* REQUIREMENT: Find all lines in the listing that include the word "Opera", then copy them.

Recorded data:
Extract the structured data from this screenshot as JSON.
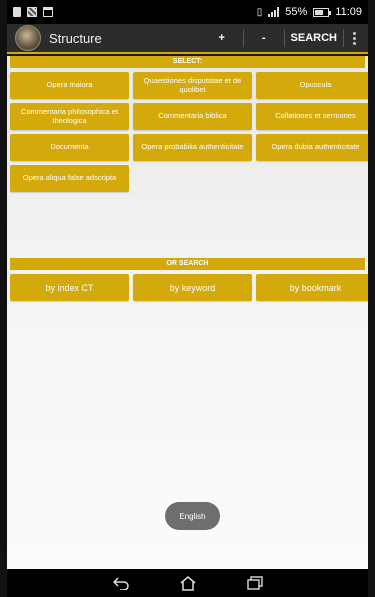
{
  "status_bar": {
    "battery_text": "55%",
    "time": "11:09"
  },
  "action_bar": {
    "title": "Structure",
    "plus_label": "+",
    "minus_label": "-",
    "search_label": "SEARCH"
  },
  "select_section": {
    "header": "SELECT:",
    "items": [
      {
        "label": "Opera maiora"
      },
      {
        "label": "Quaestiones disputatae et de quolibet"
      },
      {
        "label": "Opuscula"
      },
      {
        "label": "Commentaria philosophica et theologica"
      },
      {
        "label": "Commentaria biblica"
      },
      {
        "label": "Collationes et sermones"
      },
      {
        "label": "Documenta"
      },
      {
        "label": "Opera probabilia authenticitate"
      },
      {
        "label": "Opera dubia authenticitate"
      },
      {
        "label": "Opera aliqua false adscripta"
      }
    ]
  },
  "search_section": {
    "header": "OR SEARCH",
    "items": [
      {
        "label": "by index CT"
      },
      {
        "label": "by keyword"
      },
      {
        "label": "by bookmark"
      }
    ]
  },
  "toast": {
    "text": "English"
  },
  "colors": {
    "accent": "#d4a90c",
    "action_bar": "#2c2c2c"
  }
}
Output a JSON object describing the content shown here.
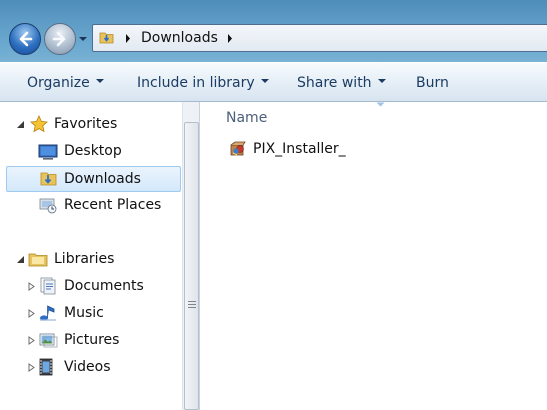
{
  "address": {
    "path": [
      "Downloads"
    ]
  },
  "toolbar": {
    "organize": "Organize",
    "include": "Include in library",
    "share": "Share with",
    "burn": "Burn"
  },
  "nav": {
    "favorites": "Favorites",
    "desktop": "Desktop",
    "downloads": "Downloads",
    "recent": "Recent Places",
    "libraries": "Libraries",
    "documents": "Documents",
    "music": "Music",
    "pictures": "Pictures",
    "videos": "Videos"
  },
  "files": {
    "column_name": "Name",
    "items": [
      {
        "name": "PIX_Installer_",
        "icon": "installer-icon"
      }
    ]
  },
  "colors": {
    "titlebar": "#5e9cc6",
    "command_text": "#1b3c62",
    "selected_bg": "#d4e8fb",
    "selected_border": "#9fcaf0"
  }
}
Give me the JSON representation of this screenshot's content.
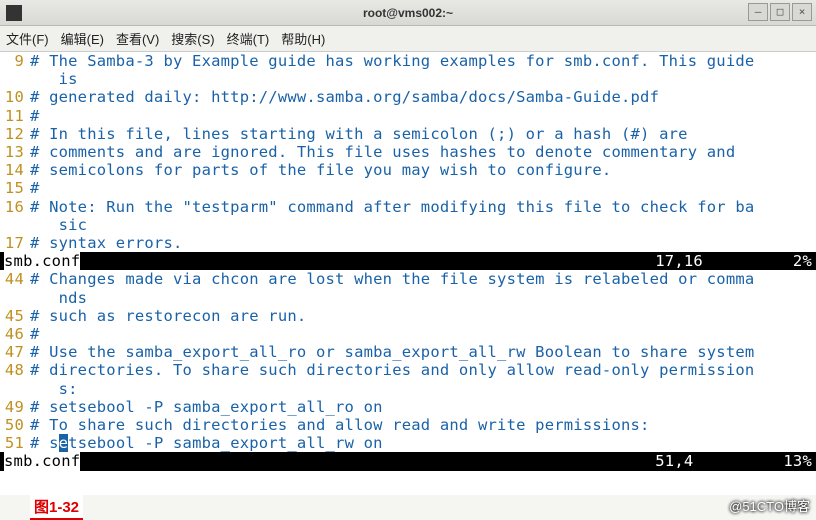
{
  "window": {
    "title": "root@vms002:~"
  },
  "menubar": {
    "file": "文件(F)",
    "edit": "编辑(E)",
    "view": "查看(V)",
    "search": "搜索(S)",
    "terminal": "终端(T)",
    "help": "帮助(H)"
  },
  "pane1": {
    "lines": {
      "l9n": "9",
      "l9t": "# The Samba-3 by Example guide has working examples for smb.conf. This guide",
      "l9c": "   is",
      "l10n": "10",
      "l10t": "# generated daily: http://www.samba.org/samba/docs/Samba-Guide.pdf",
      "l11n": "11",
      "l11t": "#",
      "l12n": "12",
      "l12t": "# In this file, lines starting with a semicolon (;) or a hash (#) are",
      "l13n": "13",
      "l13t": "# comments and are ignored. This file uses hashes to denote commentary and",
      "l14n": "14",
      "l14t": "# semicolons for parts of the file you may wish to configure.",
      "l15n": "15",
      "l15t": "#",
      "l16n": "16",
      "l16t": "# Note: Run the \"testparm\" command after modifying this file to check for ba",
      "l16c": "   sic",
      "l17n": "17",
      "l17t": "# syntax errors."
    },
    "status": {
      "name": "smb.conf",
      "pos": "17,16",
      "pct": "2%"
    }
  },
  "pane2": {
    "lines": {
      "l44n": "44",
      "l44t": "# Changes made via chcon are lost when the file system is relabeled or comma",
      "l44c": "   nds",
      "l45n": "45",
      "l45t": "# such as restorecon are run.",
      "l46n": "46",
      "l46t": "#",
      "l47n": "47",
      "l47t": "# Use the samba_export_all_ro or samba_export_all_rw Boolean to share system",
      "l48n": "48",
      "l48t": "# directories. To share such directories and only allow read-only permission",
      "l48c": "   s:",
      "l49n": "49",
      "l49t": "# setsebool -P samba_export_all_ro on",
      "l50n": "50",
      "l50t": "# To share such directories and allow read and write permissions:",
      "l51n": "51",
      "l51pre": "# s",
      "l51cur": "e",
      "l51post": "tsebool -P samba_export_all_rw on"
    },
    "status": {
      "name": "smb.conf",
      "pos": "51,4",
      "pct": "13%"
    }
  },
  "figure_label": "图1-32",
  "watermark": "@51CTO博客"
}
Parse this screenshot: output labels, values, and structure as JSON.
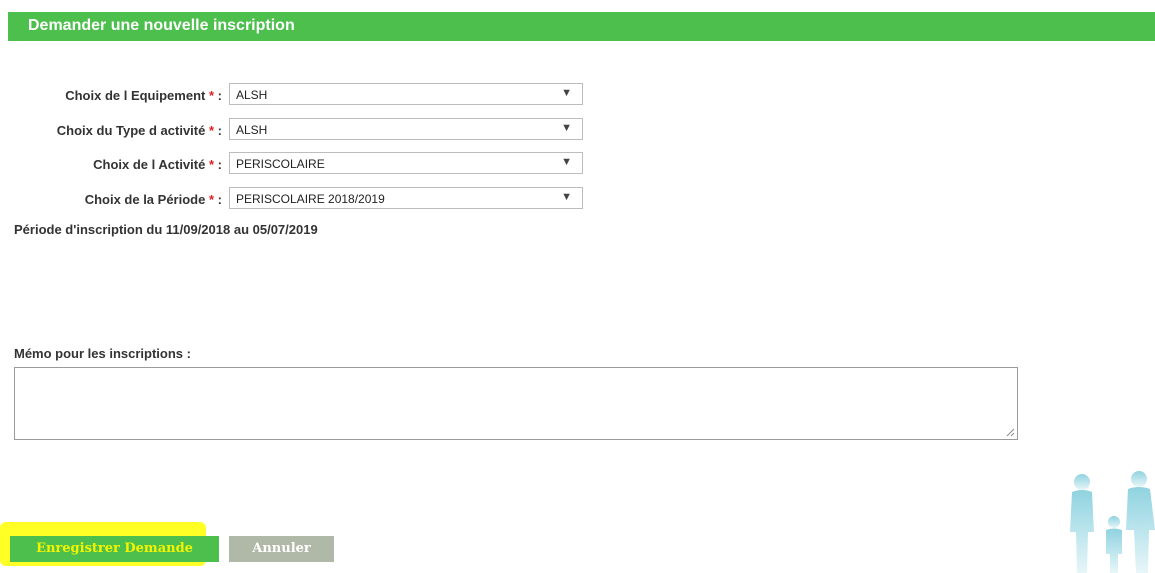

* EXERCISE OUTPUT:
        "label": "Opera maiora"
        "label": "Opera probabilia authenticitate"
        "label": "Opera dubia authenticitate"
        "label": "Opera aliqua false adscripta"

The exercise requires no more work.